● **What you are asked to do**:
Could you give the data below again, exactly and completely?

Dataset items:
★ ★ ★

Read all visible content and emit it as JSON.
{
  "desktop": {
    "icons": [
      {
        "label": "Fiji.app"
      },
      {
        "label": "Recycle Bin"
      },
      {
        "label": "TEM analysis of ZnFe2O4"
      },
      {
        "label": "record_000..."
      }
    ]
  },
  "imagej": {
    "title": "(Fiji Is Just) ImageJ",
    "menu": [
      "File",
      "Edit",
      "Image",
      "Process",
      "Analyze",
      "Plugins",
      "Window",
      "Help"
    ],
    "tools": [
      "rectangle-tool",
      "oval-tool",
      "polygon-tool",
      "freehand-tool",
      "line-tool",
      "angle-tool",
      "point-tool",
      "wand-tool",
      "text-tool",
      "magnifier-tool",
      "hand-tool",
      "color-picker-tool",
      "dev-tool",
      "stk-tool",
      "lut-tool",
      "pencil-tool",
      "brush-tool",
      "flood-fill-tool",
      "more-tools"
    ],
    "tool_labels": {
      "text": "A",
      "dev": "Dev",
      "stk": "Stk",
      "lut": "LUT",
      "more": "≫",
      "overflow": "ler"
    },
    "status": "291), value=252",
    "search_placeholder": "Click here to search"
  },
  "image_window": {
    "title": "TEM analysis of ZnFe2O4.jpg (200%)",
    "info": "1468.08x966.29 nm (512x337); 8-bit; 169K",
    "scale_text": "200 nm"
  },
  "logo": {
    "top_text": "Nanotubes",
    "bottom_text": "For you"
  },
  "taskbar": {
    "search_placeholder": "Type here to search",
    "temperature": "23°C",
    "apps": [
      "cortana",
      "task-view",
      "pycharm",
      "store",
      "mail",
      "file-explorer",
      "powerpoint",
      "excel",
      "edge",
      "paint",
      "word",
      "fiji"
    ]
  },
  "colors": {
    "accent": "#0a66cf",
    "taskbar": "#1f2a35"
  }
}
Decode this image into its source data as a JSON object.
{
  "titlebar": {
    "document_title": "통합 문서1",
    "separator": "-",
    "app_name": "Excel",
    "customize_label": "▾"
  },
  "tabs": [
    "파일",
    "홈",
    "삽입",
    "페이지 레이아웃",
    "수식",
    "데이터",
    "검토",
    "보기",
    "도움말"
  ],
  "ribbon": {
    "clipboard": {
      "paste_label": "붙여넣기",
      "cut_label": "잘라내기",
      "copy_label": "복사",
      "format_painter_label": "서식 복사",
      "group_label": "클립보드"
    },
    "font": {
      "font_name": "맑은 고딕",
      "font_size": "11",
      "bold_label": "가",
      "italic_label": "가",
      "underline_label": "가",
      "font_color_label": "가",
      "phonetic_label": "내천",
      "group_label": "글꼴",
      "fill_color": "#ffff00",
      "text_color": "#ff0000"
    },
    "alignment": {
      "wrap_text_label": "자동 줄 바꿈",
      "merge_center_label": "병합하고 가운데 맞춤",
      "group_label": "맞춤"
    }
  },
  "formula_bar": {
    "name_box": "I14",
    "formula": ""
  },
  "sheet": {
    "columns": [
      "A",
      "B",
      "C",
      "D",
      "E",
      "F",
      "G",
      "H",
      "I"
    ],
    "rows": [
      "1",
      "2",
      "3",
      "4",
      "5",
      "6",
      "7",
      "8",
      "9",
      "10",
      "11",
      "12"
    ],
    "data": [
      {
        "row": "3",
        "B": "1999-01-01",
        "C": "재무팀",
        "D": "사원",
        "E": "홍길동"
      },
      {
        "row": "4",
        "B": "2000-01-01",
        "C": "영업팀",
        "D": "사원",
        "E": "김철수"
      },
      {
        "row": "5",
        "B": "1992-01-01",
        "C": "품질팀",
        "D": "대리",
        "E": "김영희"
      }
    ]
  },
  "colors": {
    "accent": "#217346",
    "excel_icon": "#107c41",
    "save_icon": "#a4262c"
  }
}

★ ★ ★

● **Correct result**:
Read all visible content and emit it as JSON.
{
  "desktop": {
    "icons": [
      {
        "label": "Fiji.app"
      },
      {
        "label": "Recycle Bin"
      },
      {
        "label": "TEM analysis of ZnFe2O4"
      },
      {
        "label": "record_000..."
      }
    ]
  },
  "imagej": {
    "title": "(Fiji Is Just) ImageJ",
    "menu": [
      "File",
      "Edit",
      "Image",
      "Process",
      "Analyze",
      "Plugins",
      "Window",
      "Help"
    ],
    "tools": [
      "rectangle-tool",
      "oval-tool",
      "polygon-tool",
      "freehand-tool",
      "line-tool",
      "angle-tool",
      "point-tool",
      "wand-tool",
      "text-tool",
      "magnifier-tool",
      "hand-tool",
      "color-picker-tool",
      "dev-tool",
      "stk-tool",
      "lut-tool",
      "pencil-tool",
      "brush-tool",
      "flood-fill-tool",
      "more-tools"
    ],
    "tool_labels": {
      "text": "A",
      "dev": "Dev",
      "stk": "Stk",
      "lut": "LUT",
      "more": "≫",
      "overflow": "ler"
    },
    "status": "291), value=252",
    "search_placeholder": "Click here to search"
  },
  "image_window": {
    "title": "TEM analysis of ZnFe2O4.jpg (200%)",
    "info": "1468.08x966.29 nm (512x337); 8-bit; 169K",
    "scale_text": "200 nm"
  },
  "logo": {
    "top_text": "Nanotubes",
    "bottom_text": "For you"
  },
  "taskbar": {
    "search_placeholder": "Type here to search",
    "temperature": "23°C",
    "apps": [
      "cortana",
      "task-view",
      "pycharm",
      "store",
      "mail",
      "file-explorer",
      "powerpoint",
      "excel",
      "edge",
      "paint",
      "word",
      "fiji"
    ]
  },
  "colors": {
    "accent": "#0a66cf",
    "taskbar": "#1f2a35"
  }
}
Decode this image into its source data as a JSON object.
{
  "titlebar": {
    "document_title": "통합 문서1",
    "separator": "-",
    "app_name": "Excel",
    "customize_label": "▾"
  },
  "tabs": [
    "파일",
    "홈",
    "삽입",
    "페이지 레이아웃",
    "수식",
    "데이터",
    "검토",
    "보기",
    "도움말"
  ],
  "ribbon": {
    "clipboard": {
      "paste_label": "붙여넣기",
      "cut_label": "잘라내기",
      "copy_label": "복사",
      "format_painter_label": "서식 복사",
      "group_label": "클립보드"
    },
    "font": {
      "font_name": "맑은 고딕",
      "font_size": "11",
      "bold_label": "가",
      "italic_label": "가",
      "underline_label": "가",
      "font_color_label": "가",
      "phonetic_label": "내천",
      "group_label": "글꼴",
      "fill_color": "#ffff00",
      "text_color": "#ff0000"
    },
    "alignment": {
      "wrap_text_label": "자동 줄 바꿈",
      "merge_center_label": "병합하고 가운데 맞춤",
      "group_label": "맞춤"
    }
  },
  "formula_bar": {
    "name_box": "I14",
    "formula": ""
  },
  "sheet": {
    "columns": [
      "A",
      "B",
      "C",
      "D",
      "E",
      "F",
      "G",
      "H",
      "I"
    ],
    "rows": [
      "1",
      "2",
      "3",
      "4",
      "5",
      "6",
      "7",
      "8",
      "9",
      "10",
      "11",
      "12"
    ],
    "data": [
      {
        "row": "3",
        "B": "1999-01-01",
        "C": "재무팀",
        "D": "사원",
        "E": "홍길동"
      },
      {
        "row": "4",
        "B": "2000-01-01",
        "C": "영업팀",
        "D": "사원",
        "E": "김철수"
      },
      {
        "row": "5",
        "B": "1992-01-01",
        "C": "품질팀",
        "D": "대리",
        "E": "김영희"
      }
    ]
  },
  "colors": {
    "accent": "#217346",
    "excel_icon": "#107c41",
    "save_icon": "#a4262c"
  }
}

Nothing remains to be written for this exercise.